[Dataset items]
↓↓↓

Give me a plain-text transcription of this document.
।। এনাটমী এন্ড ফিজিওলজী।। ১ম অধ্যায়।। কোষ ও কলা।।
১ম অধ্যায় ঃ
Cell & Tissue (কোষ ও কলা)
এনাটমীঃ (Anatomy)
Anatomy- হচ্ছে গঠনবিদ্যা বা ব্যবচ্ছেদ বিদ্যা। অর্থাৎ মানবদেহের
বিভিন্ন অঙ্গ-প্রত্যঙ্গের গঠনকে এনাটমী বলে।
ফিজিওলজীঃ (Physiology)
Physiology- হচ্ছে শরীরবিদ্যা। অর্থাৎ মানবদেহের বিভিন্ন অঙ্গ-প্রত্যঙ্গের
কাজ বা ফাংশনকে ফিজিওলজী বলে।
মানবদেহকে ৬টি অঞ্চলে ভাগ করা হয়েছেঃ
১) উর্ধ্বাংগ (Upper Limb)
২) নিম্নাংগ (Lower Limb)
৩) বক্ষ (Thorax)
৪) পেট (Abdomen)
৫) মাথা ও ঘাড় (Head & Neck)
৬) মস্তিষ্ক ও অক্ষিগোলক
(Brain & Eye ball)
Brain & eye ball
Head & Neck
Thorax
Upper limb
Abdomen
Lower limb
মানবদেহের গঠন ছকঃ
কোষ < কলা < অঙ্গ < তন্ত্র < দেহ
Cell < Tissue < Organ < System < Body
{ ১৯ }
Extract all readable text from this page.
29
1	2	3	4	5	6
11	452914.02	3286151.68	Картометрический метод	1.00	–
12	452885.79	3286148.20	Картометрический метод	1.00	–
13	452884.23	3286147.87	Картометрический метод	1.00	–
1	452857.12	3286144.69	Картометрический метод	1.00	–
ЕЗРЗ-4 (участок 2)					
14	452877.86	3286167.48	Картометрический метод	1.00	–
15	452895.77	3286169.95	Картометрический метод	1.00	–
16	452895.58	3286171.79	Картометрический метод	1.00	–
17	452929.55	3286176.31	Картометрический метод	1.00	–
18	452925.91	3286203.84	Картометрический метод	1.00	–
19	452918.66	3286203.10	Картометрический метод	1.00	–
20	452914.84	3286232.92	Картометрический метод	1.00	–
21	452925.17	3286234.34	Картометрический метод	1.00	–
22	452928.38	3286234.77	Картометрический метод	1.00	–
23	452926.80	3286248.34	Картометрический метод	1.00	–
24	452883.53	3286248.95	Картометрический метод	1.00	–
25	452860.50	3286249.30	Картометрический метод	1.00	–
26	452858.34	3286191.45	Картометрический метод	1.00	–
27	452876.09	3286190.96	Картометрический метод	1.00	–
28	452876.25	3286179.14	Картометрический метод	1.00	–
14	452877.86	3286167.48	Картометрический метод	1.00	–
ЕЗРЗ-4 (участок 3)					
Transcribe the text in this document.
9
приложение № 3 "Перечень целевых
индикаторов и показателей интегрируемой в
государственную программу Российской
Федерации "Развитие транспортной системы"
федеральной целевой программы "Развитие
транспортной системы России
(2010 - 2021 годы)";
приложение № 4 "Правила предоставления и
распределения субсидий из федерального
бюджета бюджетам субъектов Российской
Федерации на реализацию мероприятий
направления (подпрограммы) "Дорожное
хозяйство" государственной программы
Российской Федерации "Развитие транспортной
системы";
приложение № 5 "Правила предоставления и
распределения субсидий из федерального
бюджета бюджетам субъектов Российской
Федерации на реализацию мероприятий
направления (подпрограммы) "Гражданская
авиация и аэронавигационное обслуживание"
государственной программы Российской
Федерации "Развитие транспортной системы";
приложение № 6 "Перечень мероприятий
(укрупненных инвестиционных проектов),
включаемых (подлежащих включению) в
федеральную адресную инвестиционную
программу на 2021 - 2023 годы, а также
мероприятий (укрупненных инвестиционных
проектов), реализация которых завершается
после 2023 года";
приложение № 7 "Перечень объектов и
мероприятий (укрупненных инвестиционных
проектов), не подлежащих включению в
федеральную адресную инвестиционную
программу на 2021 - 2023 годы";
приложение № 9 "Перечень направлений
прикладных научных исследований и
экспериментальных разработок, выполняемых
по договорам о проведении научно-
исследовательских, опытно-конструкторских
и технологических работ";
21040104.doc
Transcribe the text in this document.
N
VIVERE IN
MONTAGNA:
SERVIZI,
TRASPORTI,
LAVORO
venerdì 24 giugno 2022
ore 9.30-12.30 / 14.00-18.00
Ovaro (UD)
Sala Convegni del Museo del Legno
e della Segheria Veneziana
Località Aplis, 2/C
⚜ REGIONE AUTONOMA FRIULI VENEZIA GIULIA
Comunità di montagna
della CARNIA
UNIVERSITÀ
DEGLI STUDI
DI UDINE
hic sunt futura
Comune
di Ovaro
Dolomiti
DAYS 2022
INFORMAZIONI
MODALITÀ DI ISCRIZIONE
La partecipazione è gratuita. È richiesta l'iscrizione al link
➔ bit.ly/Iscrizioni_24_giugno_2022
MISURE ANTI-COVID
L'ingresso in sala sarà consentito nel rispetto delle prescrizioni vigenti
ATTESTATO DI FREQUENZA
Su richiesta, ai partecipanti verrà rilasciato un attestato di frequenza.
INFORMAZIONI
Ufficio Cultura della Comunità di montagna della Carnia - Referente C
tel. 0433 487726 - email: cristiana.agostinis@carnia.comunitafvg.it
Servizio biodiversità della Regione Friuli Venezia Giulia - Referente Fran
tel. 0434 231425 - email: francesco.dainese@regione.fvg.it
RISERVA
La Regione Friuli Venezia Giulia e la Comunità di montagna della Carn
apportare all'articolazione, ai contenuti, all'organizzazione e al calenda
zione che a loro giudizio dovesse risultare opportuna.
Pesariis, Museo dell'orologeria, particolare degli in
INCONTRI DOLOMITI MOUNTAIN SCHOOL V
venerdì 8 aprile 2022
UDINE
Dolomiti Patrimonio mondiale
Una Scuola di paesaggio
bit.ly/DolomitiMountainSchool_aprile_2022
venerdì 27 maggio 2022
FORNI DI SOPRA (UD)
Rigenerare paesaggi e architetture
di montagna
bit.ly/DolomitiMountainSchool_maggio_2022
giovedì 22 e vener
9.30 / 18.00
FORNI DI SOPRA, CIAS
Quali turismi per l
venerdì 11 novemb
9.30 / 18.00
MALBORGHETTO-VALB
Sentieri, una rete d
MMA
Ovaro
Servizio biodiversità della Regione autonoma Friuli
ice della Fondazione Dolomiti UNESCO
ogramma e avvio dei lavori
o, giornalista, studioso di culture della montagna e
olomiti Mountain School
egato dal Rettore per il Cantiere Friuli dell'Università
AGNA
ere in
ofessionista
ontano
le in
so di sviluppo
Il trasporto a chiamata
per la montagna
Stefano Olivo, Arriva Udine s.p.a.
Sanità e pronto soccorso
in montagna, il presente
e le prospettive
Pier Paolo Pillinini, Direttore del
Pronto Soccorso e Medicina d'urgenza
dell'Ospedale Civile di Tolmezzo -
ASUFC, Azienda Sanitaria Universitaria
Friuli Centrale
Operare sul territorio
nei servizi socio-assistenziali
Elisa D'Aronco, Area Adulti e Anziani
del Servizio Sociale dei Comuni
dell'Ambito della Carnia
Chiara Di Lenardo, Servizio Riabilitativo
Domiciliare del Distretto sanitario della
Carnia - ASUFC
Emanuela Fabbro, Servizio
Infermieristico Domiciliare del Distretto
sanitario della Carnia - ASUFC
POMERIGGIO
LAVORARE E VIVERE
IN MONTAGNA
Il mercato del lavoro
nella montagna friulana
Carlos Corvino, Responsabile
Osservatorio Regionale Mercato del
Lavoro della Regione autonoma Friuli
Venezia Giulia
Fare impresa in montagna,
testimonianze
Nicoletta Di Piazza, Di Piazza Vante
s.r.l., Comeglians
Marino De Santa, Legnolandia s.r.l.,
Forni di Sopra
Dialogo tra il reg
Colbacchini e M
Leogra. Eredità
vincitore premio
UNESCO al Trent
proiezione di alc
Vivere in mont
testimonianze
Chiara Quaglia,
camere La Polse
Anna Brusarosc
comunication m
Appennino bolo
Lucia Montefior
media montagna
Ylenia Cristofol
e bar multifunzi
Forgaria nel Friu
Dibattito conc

↑↑↑

OBJECTIVE.
Go through the records and pull out each line that includes the word "направления".

PROBLEM SOLUTION.
направления (подпрограммы) "Дорожное
направления (подпрограммы) "Гражданская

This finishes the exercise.